--- TU TAREA ---
¿Puedes continuar, a partir de su última frase, el texto de abajo sobre el partido entre el Real Madrid y el Manchester City?

--- TEXTO ---
  Y es que fue un partido de momentos, cuando parecía que el Real Madrid estaba muerto,resucitó tras el mazazo que recibió cuando no había transcurrido ni un minuto de juego. Ese fatídico minuto conllevó la tarjeta amarilla de Tchouaméni, que no estará para el partido de vuelta, y el 0-1 del Manchester. Bernardo Silva se aprovechó de la barrera de papel de los blancos que le regalaron el palo y de la mala colocación de Lunin. Un gol absurdo que penalizó al Madrid. Incluso el City pudo hacer el segundo a través de Haaland,pero Lunin en esta ocasión lo evitó sacando una buena mano.
    Pintaban Bastos en un silencioso ,por esos momentos, Bernabéu por ese gol tan tempranero que les hacía presagiar lo peor y  que les rompió todos los esquemas tanto al público como a sus jugadores.
  De partida, el Madrid alineó a su equipo clásico, con Tchouaméni como central, que como hemos dicho se perderá la vuelta por esa tarjeta a los 34 segundos, por entrada a Graelish que después dio origen al primer gol de los visitantes.
    El City de Guardiola prescindió de su guardameta titular Ederson, algo tocado, colocó dos centrales, Ajkanji y Gvardiol, en las bandas adelantó a Stones y Kovacic jugó por De Bruyne, que se quedó en el banquillo por unas molestias estomacales.
      Con el gol en el minuto 1, un central amenazado por tarjeta amarilla, el Madrid un tanto nervioso y un City dueño de la pelota, el Bernabéu se temía lo peor.Pero, de pronto apareció ese espíritu europeo tan propio del Coliseum  blanco que elevó el estado anímico  de los jugadores, junto a su afición.

--- FILAS MOSTRADAS ---

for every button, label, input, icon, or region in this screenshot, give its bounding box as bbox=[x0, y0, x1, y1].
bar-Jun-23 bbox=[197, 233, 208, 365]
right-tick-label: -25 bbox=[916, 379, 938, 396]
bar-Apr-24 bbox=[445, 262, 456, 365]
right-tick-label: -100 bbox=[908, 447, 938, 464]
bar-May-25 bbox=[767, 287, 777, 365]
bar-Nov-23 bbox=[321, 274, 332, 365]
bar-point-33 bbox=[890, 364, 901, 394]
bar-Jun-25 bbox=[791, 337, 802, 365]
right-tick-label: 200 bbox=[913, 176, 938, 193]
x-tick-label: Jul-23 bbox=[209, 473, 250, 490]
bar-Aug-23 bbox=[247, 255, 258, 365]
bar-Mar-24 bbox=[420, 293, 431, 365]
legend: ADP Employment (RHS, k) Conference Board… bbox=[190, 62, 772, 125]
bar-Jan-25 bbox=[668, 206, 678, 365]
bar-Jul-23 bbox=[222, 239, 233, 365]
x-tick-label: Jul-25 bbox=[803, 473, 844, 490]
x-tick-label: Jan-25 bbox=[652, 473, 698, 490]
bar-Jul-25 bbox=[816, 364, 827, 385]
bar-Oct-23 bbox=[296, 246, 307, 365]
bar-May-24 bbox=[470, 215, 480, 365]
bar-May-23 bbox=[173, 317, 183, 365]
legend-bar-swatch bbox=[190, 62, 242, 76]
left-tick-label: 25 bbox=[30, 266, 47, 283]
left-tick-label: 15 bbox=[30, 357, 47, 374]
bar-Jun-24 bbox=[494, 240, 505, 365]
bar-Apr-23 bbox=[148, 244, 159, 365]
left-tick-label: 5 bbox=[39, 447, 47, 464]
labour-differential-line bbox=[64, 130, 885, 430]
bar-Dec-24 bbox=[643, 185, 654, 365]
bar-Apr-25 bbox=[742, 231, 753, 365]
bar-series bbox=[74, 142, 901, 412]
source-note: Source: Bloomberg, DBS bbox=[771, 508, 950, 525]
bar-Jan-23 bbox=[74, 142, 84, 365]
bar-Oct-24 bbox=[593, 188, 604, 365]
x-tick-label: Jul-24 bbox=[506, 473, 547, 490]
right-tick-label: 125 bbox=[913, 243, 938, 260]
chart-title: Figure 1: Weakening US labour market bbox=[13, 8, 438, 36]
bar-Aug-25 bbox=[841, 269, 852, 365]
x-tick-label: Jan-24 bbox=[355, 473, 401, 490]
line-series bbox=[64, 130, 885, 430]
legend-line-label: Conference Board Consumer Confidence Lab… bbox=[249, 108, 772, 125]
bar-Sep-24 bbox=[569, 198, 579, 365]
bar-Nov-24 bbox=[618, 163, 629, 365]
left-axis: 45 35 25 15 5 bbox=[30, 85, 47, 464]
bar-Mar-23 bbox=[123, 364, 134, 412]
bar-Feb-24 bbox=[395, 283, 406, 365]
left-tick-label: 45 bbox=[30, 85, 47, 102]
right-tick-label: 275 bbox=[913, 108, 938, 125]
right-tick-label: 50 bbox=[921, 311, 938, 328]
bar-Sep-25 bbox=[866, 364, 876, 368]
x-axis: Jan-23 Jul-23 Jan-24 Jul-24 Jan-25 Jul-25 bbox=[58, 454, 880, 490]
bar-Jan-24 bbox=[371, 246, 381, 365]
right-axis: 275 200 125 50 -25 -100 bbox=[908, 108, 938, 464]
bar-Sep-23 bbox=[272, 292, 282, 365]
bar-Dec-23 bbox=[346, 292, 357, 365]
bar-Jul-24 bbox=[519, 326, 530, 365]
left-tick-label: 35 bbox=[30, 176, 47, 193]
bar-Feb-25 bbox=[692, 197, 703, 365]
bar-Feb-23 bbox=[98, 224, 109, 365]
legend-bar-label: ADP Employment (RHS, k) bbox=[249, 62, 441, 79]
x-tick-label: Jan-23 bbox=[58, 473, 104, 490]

--- RESPUESTA ESCRITA ---
    Camavinga cogió un balón en los tres cuartos del campo, avanzó y remató teniendo la fortuna de que su disparo rozase en Rubén Días, despistando a su guardameta. Empate (1-1) Era el minuto 11, la remontada era posible.
  Rodrygo, al que Ancelotti situó en la banda izquierda, pasando Vinicius a jugar de delantero centro muy pegado a su compatriota, marcó el 2-1 dos minutos después. Vinicius le mandó un balón a la espalda de Akanji, a quien ganó en carrera para después sutilmente  definir con un buen recurso y también con algo de suerte. El partido estaba donde quería  el Madrid, que entonces entró en vértigo llevado por la velocidad y los altos vuelos de Rodrygo y Vinicius que penalizaban cada pérdida del City, con llegadas de mucho peligro. El Real, era el dueño del centro del campo con Camavinga,activo hasta decir basta, y Valverde como epicentros junto al mariscal Kroos. Rüdiger  mantenía a raya a Haaland al quien de nuevo ganó la partida. Solo Bellingham, era la nota discordante. Decepcionó su juego.
  El conjunto de Guardiola perdía más balones de lo habitual, recuperaba poco y no era capaz de filtrar pases al área . El Madrid se defendía  con mucho orden y bien.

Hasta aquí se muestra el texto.